**MATERIAL:**
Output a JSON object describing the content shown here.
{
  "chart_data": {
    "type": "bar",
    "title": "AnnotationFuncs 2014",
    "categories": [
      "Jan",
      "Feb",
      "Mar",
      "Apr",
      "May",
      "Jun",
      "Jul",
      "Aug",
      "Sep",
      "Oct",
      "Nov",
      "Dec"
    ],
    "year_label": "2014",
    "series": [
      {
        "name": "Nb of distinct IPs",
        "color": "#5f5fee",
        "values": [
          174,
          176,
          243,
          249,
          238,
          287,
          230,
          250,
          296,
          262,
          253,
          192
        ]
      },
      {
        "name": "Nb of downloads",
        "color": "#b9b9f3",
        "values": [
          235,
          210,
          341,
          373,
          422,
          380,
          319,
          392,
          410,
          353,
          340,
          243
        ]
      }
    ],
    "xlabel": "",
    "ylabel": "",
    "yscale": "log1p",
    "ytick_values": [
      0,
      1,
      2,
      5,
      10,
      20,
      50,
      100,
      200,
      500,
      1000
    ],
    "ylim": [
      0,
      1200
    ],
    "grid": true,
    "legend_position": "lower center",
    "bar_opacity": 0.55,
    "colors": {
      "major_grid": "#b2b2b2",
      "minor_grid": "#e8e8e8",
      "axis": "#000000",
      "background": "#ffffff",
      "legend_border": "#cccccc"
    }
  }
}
---
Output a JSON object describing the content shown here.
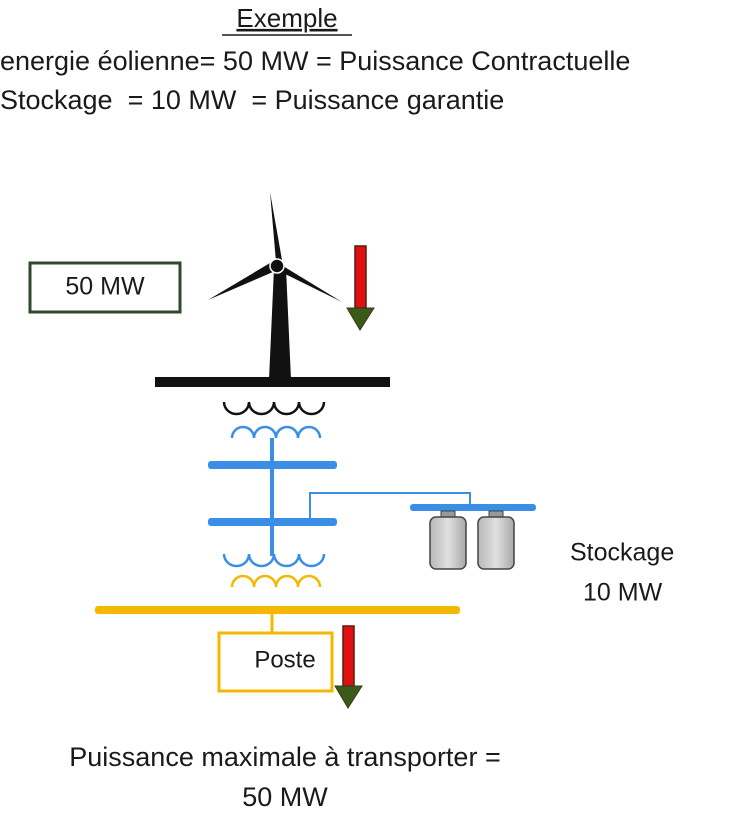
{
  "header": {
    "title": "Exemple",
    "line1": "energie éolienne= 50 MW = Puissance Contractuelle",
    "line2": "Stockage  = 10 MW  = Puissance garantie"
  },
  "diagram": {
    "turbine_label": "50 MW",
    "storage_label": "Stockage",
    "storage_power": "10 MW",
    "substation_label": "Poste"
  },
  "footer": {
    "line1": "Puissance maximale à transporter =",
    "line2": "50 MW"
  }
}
---
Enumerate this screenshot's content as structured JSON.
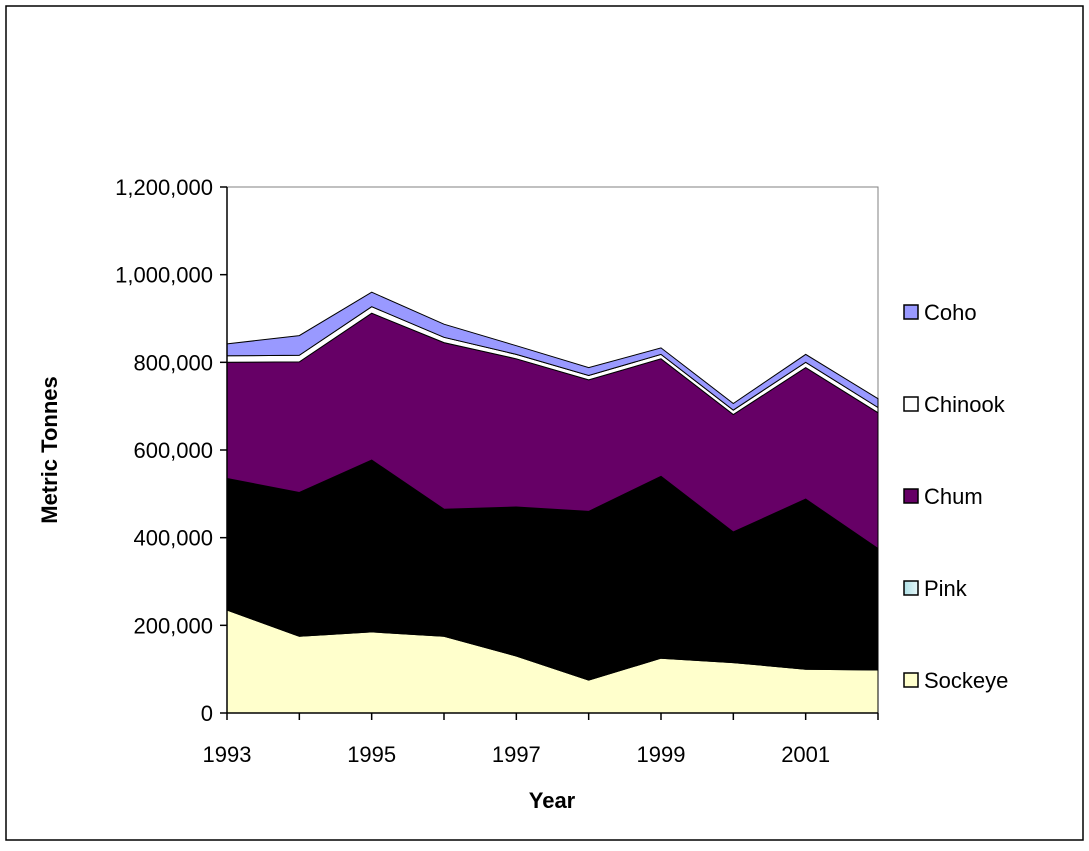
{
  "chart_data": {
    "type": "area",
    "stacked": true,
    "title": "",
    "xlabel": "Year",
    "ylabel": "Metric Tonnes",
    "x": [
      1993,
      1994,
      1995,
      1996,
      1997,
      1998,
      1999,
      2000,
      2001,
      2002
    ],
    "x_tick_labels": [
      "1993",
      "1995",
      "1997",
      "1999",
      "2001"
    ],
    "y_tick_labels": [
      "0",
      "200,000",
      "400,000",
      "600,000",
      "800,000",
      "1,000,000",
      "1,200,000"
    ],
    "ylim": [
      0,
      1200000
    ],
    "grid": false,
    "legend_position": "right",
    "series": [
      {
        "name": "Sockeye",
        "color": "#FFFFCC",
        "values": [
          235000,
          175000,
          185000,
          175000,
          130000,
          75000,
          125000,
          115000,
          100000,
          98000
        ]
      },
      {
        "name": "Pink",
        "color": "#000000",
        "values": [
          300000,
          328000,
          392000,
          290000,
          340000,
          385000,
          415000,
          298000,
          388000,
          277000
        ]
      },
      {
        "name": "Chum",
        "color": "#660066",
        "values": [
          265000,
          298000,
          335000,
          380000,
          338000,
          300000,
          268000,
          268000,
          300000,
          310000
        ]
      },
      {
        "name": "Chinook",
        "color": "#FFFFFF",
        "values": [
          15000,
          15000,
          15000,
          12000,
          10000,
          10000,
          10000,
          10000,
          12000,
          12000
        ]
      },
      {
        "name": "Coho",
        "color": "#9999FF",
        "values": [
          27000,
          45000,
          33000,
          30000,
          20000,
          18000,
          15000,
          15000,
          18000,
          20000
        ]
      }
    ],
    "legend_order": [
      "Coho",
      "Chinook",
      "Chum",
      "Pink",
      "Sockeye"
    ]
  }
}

**DIRECTIONS:** List each line of the records that holds the string "Puissance".

**THE ANSWER:**
    "line1": "energie éolienne= 50 MW = Puissance Contractuelle",
    "line2": "Stockage  = 10 MW  = Puissance garantie"
    "line1": "Puissance maximale à transporter =",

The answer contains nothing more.